(Data excerpts)
· · ·
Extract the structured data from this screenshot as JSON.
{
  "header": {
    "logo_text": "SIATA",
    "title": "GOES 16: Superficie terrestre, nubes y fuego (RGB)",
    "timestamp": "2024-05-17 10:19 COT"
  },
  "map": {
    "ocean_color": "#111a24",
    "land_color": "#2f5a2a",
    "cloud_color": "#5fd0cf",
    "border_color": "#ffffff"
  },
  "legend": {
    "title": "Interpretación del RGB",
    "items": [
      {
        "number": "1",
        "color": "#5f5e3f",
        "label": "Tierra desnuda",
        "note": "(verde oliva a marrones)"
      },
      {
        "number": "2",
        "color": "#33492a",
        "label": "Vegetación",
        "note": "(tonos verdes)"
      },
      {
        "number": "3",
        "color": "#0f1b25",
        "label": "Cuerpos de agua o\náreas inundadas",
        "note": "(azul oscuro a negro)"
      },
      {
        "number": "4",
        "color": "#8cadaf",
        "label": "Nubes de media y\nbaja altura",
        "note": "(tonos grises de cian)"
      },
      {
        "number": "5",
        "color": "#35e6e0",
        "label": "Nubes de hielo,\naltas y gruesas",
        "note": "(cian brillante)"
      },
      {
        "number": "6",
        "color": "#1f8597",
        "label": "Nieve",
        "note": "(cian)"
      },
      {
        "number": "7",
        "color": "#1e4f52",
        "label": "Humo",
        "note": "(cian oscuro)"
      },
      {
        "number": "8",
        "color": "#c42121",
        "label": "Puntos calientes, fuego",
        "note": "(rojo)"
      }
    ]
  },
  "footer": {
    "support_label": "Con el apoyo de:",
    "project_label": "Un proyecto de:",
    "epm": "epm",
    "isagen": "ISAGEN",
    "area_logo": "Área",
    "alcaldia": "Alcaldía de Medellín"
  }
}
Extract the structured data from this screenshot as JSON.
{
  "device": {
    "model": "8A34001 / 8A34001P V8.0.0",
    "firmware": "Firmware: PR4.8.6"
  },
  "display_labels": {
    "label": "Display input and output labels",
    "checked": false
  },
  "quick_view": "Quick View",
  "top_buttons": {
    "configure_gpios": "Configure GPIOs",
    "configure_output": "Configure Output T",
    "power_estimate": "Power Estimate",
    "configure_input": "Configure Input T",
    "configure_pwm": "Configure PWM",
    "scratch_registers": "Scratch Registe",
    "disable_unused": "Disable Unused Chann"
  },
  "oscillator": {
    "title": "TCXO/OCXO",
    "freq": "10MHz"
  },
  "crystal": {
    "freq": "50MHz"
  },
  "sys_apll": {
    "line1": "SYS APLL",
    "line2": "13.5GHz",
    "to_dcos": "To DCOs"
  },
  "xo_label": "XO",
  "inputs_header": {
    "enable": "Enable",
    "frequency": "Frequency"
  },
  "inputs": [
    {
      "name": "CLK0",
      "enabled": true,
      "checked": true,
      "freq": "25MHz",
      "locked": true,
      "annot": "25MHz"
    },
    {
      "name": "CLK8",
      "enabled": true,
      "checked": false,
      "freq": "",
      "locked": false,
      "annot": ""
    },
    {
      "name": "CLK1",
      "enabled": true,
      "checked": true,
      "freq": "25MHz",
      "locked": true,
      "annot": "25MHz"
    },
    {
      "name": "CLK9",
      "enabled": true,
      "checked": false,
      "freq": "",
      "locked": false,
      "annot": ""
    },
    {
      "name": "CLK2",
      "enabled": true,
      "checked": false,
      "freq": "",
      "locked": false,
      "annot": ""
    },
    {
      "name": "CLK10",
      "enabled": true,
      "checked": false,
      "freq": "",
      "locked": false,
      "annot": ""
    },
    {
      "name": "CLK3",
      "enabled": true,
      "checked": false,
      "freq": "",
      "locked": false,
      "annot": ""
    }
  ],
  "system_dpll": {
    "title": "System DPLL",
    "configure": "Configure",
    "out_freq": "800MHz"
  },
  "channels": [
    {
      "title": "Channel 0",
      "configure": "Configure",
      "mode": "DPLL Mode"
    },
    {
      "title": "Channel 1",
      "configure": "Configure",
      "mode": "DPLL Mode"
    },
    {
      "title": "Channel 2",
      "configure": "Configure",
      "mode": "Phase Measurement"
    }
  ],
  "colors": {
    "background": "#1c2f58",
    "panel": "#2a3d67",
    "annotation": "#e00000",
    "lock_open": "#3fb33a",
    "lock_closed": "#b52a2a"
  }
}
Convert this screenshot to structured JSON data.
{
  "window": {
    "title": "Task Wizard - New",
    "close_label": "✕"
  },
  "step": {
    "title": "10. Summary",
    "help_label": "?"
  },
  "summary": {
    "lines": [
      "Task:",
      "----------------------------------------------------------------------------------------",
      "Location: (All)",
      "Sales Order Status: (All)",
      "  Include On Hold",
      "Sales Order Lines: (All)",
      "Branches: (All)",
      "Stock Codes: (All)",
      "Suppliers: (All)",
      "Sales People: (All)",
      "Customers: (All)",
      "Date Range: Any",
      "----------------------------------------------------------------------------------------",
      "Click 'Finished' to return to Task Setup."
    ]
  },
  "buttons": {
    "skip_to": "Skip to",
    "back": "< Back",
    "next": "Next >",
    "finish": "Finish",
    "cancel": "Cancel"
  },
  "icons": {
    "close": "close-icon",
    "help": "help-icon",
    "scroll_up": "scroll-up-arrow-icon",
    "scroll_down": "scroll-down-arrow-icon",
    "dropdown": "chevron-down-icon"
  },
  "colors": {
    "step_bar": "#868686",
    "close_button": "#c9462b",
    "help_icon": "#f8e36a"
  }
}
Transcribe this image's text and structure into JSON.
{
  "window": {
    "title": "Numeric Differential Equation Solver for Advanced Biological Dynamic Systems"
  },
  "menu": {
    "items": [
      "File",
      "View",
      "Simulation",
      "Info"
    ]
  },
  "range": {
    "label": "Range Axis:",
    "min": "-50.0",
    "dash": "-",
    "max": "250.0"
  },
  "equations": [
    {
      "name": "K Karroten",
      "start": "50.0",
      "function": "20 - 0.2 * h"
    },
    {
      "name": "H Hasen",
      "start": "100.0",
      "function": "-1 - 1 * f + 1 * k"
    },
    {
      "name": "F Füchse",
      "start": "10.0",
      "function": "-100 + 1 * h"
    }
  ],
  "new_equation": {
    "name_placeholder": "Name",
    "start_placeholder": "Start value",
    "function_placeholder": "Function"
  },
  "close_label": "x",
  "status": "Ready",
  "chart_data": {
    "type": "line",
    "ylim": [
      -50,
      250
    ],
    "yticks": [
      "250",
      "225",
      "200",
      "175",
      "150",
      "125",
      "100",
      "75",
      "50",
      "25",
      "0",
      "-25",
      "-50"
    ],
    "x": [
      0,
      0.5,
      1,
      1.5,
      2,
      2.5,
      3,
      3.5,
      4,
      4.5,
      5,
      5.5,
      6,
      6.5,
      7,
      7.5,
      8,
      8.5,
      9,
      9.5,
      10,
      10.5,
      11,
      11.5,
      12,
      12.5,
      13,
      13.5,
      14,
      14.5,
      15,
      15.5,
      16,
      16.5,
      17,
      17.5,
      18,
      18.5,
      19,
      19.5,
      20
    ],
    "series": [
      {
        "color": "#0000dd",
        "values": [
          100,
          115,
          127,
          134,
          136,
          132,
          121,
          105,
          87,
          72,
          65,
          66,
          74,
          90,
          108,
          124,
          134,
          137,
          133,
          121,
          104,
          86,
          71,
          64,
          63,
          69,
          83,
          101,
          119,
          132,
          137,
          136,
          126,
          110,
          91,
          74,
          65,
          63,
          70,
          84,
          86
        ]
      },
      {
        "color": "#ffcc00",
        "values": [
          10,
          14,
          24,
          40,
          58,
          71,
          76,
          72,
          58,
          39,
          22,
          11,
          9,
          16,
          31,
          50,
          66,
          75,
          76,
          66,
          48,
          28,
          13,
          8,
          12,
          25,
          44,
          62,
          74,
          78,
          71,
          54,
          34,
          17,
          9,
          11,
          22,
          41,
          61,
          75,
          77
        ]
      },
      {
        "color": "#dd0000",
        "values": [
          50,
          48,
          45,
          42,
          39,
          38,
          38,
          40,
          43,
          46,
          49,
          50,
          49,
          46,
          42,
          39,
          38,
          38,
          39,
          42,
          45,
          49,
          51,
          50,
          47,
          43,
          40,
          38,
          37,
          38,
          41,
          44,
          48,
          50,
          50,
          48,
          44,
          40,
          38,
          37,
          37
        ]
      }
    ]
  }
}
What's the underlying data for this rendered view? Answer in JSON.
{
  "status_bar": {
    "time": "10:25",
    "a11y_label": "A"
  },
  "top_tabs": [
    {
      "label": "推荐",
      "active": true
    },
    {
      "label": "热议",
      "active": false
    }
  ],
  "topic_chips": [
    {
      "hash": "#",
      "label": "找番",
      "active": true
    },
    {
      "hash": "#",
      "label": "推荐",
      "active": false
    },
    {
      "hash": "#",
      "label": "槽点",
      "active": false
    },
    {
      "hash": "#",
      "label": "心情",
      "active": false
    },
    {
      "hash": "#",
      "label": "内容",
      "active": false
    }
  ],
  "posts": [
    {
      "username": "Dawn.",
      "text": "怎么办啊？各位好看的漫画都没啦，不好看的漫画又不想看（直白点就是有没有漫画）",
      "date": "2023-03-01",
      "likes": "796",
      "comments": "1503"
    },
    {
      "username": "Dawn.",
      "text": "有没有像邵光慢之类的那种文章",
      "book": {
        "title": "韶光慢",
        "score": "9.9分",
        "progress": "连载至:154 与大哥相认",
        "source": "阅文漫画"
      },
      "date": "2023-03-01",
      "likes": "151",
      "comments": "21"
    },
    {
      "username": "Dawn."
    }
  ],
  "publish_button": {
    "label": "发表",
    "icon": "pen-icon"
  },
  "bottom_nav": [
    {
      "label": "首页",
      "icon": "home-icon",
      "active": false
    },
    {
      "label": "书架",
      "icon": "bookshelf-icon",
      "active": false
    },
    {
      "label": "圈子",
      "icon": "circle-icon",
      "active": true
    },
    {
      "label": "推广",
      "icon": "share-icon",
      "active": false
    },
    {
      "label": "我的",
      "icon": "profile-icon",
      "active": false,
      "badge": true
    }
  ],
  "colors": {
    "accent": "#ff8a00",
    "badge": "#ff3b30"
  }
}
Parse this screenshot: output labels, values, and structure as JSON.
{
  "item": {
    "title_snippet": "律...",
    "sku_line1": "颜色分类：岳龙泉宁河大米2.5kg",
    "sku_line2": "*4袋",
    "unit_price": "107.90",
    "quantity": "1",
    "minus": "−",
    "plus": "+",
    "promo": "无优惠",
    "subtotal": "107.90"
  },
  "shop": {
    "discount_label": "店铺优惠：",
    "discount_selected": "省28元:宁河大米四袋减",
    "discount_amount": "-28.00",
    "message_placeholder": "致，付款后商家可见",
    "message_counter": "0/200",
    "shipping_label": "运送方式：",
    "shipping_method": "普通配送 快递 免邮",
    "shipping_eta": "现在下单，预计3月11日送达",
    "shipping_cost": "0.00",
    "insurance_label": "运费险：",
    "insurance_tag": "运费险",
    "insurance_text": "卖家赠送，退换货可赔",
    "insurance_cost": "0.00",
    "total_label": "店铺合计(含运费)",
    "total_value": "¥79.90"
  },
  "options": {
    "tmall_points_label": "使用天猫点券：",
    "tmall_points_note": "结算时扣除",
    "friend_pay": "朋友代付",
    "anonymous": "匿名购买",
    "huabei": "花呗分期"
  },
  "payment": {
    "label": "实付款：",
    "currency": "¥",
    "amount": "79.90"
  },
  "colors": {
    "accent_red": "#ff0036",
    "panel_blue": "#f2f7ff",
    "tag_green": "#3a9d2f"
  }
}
· · ·
Return exactly the lines of the data, and only those, from the line with "Parse this screenshot: output" through the last line, inclusive.

Parse this screenshot: output labels, values, and structure as JSON.
{
  "item": {
    "title_snippet": "律...",
    "sku_line1": "颜色分类：岳龙泉宁河大米2.5kg",
    "sku_line2": "*4袋",
    "unit_price": "107.90",
    "quantity": "1",
    "minus": "−",
    "plus": "+",
    "promo": "无优惠",
    "subtotal": "107.90"
  },
  "shop": {
    "discount_label": "店铺优惠：",
    "discount_selected": "省28元:宁河大米四袋减",
    "discount_amount": "-28.00",
    "message_placeholder": "致，付款后商家可见",
    "message_counter": "0/200",
    "shipping_label": "运送方式：",
    "shipping_method": "普通配送 快递 免邮",
    "shipping_eta": "现在下单，预计3月11日送达",
    "shipping_cost": "0.00",
    "insurance_label": "运费险：",
    "insurance_tag": "运费险",
    "insurance_text": "卖家赠送，退换货可赔",
    "insurance_cost": "0.00",
    "total_label": "店铺合计(含运费)",
    "total_value": "¥79.90"
  },
  "options": {
    "tmall_points_label": "使用天猫点券：",
    "tmall_points_note": "结算时扣除",
    "friend_pay": "朋友代付",
    "anonymous": "匿名购买",
    "huabei": "花呗分期"
  },
  "payment": {
    "label": "实付款：",
    "currency": "¥",
    "amount": "79.90"
  },
  "colors": {
    "accent_red": "#ff0036",
    "panel_blue": "#f2f7ff",
    "tag_green": "#3a9d2f"
  }
}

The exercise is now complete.